**What needs to be done:** Every line must be returned precisely as it is written.

**Exercise inputs:**
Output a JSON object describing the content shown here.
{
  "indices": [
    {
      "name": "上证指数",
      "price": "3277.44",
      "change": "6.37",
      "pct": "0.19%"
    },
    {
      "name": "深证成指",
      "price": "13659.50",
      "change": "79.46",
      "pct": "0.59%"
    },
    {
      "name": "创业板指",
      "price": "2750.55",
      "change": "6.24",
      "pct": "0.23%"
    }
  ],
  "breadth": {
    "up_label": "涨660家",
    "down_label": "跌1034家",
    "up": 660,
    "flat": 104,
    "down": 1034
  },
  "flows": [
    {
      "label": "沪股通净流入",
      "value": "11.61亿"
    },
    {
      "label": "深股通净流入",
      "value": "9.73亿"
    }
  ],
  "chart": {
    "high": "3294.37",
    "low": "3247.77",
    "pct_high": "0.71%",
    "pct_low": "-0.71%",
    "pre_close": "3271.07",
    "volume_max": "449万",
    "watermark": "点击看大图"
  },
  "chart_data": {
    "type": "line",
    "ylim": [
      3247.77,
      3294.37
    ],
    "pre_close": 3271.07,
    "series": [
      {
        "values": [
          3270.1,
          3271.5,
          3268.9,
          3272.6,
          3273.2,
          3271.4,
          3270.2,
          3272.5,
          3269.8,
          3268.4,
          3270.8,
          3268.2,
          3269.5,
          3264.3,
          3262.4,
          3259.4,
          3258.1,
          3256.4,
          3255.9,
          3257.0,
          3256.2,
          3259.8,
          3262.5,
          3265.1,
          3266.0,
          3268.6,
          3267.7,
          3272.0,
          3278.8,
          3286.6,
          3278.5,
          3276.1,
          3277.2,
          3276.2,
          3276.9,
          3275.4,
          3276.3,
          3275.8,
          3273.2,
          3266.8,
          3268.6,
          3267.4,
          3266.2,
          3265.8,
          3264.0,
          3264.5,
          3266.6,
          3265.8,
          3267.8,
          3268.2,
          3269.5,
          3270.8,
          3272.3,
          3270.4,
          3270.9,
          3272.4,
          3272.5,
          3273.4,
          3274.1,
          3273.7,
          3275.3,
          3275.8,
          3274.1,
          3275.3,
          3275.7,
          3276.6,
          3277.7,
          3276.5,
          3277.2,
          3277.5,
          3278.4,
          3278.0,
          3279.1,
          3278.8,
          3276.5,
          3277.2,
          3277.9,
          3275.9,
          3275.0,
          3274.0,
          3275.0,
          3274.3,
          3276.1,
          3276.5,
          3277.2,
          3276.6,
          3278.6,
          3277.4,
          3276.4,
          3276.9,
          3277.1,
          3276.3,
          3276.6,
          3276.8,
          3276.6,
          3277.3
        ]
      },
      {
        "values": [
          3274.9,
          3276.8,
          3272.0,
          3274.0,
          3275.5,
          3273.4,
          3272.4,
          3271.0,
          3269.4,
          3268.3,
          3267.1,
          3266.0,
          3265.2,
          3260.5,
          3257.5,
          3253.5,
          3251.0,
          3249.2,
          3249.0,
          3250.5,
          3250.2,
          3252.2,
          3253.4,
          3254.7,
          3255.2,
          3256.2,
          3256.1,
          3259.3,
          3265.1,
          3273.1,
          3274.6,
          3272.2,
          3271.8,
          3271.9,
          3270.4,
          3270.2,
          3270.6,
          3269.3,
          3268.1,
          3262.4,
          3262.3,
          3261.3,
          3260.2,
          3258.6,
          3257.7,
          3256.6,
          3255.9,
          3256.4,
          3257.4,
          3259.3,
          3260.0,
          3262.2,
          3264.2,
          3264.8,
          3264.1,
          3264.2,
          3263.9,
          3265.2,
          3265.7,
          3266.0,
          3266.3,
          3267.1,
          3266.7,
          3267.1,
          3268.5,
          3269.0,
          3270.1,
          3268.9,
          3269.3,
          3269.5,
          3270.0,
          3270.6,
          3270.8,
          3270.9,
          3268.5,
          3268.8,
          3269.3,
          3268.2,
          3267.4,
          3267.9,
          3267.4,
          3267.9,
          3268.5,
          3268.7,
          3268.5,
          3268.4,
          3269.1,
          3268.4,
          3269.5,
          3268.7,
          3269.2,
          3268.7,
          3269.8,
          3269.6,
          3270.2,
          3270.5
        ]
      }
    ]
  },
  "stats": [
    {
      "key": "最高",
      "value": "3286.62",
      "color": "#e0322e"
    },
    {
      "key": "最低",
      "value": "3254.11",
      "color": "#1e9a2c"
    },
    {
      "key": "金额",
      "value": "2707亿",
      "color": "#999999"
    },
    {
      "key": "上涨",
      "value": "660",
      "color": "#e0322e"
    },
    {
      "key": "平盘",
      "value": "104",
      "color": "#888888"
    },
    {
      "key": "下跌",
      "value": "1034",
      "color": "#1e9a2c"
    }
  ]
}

**Finished answer:**
Output a JSON object describing the content shown here.
{
  "indices": [
    {
      "name": "上证指数",
      "price": "3277.44",
      "change": "6.37",
      "pct": "0.19%"
    },
    {
      "name": "深证成指",
      "price": "13659.50",
      "change": "79.46",
      "pct": "0.59%"
    },
    {
      "name": "创业板指",
      "price": "2750.55",
      "change": "6.24",
      "pct": "0.23%"
    }
  ],
  "breadth": {
    "up_label": "涨660家",
    "down_label": "跌1034家",
    "up": 660,
    "flat": 104,
    "down": 1034
  },
  "flows": [
    {
      "label": "沪股通净流入",
      "value": "11.61亿"
    },
    {
      "label": "深股通净流入",
      "value": "9.73亿"
    }
  ],
  "chart": {
    "high": "3294.37",
    "low": "3247.77",
    "pct_high": "0.71%",
    "pct_low": "-0.71%",
    "pre_close": "3271.07",
    "volume_max": "449万",
    "watermark": "点击看大图"
  },
  "chart_data": {
    "type": "line",
    "ylim": [
      3247.77,
      3294.37
    ],
    "pre_close": 3271.07,
    "series": [
      {
        "values": [
          3270.1,
          3271.5,
          3268.9,
          3272.6,
          3273.2,
          3271.4,
          3270.2,
          3272.5,
          3269.8,
          3268.4,
          3270.8,
          3268.2,
          3269.5,
          3264.3,
          3262.4,
          3259.4,
          3258.1,
          3256.4,
          3255.9,
          3257.0,
          3256.2,
          3259.8,
          3262.5,
          3265.1,
          3266.0,
          3268.6,
          3267.7,
          3272.0,
          3278.8,
          3286.6,
          3278.5,
          3276.1,
          3277.2,
          3276.2,
          3276.9,
          3275.4,
          3276.3,
          3275.8,
          3273.2,
          3266.8,
          3268.6,
          3267.4,
          3266.2,
          3265.8,
          3264.0,
          3264.5,
          3266.6,
          3265.8,
          3267.8,
          3268.2,
          3269.5,
          3270.8,
          3272.3,
          3270.4,
          3270.9,
          3272.4,
          3272.5,
          3273.4,
          3274.1,
          3273.7,
          3275.3,
          3275.8,
          3274.1,
          3275.3,
          3275.7,
          3276.6,
          3277.7,
          3276.5,
          3277.2,
          3277.5,
          3278.4,
          3278.0,
          3279.1,
          3278.8,
          3276.5,
          3277.2,
          3277.9,
          3275.9,
          3275.0,
          3274.0,
          3275.0,
          3274.3,
          3276.1,
          3276.5,
          3277.2,
          3276.6,
          3278.6,
          3277.4,
          3276.4,
          3276.9,
          3277.1,
          3276.3,
          3276.6,
          3276.8,
          3276.6,
          3277.3
        ]
      },
      {
        "values": [
          3274.9,
          3276.8,
          3272.0,
          3274.0,
          3275.5,
          3273.4,
          3272.4,
          3271.0,
          3269.4,
          3268.3,
          3267.1,
          3266.0,
          3265.2,
          3260.5,
          3257.5,
          3253.5,
          3251.0,
          3249.2,
          3249.0,
          3250.5,
          3250.2,
          3252.2,
          3253.4,
          3254.7,
          3255.2,
          3256.2,
          3256.1,
          3259.3,
          3265.1,
          3273.1,
          3274.6,
          3272.2,
          3271.8,
          3271.9,
          3270.4,
          3270.2,
          3270.6,
          3269.3,
          3268.1,
          3262.4,
          3262.3,
          3261.3,
          3260.2,
          3258.6,
          3257.7,
          3256.6,
          3255.9,
          3256.4,
          3257.4,
          3259.3,
          3260.0,
          3262.2,
          3264.2,
          3264.8,
          3264.1,
          3264.2,
          3263.9,
          3265.2,
          3265.7,
          3266.0,
          3266.3,
          3267.1,
          3266.7,
          3267.1,
          3268.5,
          3269.0,
          3270.1,
          3268.9,
          3269.3,
          3269.5,
          3270.0,
          3270.6,
          3270.8,
          3270.9,
          3268.5,
          3268.8,
          3269.3,
          3268.2,
          3267.4,
          3267.9,
          3267.4,
          3267.9,
          3268.5,
          3268.7,
          3268.5,
          3268.4,
          3269.1,
          3268.4,
          3269.5,
          3268.7,
          3269.2,
          3268.7,
          3269.8,
          3269.6,
          3270.2,
          3270.5
        ]
      }
    ]
  },
  "stats": [
    {
      "key": "最高",
      "value": "3286.62",
      "color": "#e0322e"
    },
    {
      "key": "最低",
      "value": "3254.11",
      "color": "#1e9a2c"
    },
    {
      "key": "金额",
      "value": "2707亿",
      "color": "#999999"
    },
    {
      "key": "上涨",
      "value": "660",
      "color": "#e0322e"
    },
    {
      "key": "平盘",
      "value": "104",
      "color": "#888888"
    },
    {
      "key": "下跌",
      "value": "1034",
      "color": "#1e9a2c"
    }
  ]
}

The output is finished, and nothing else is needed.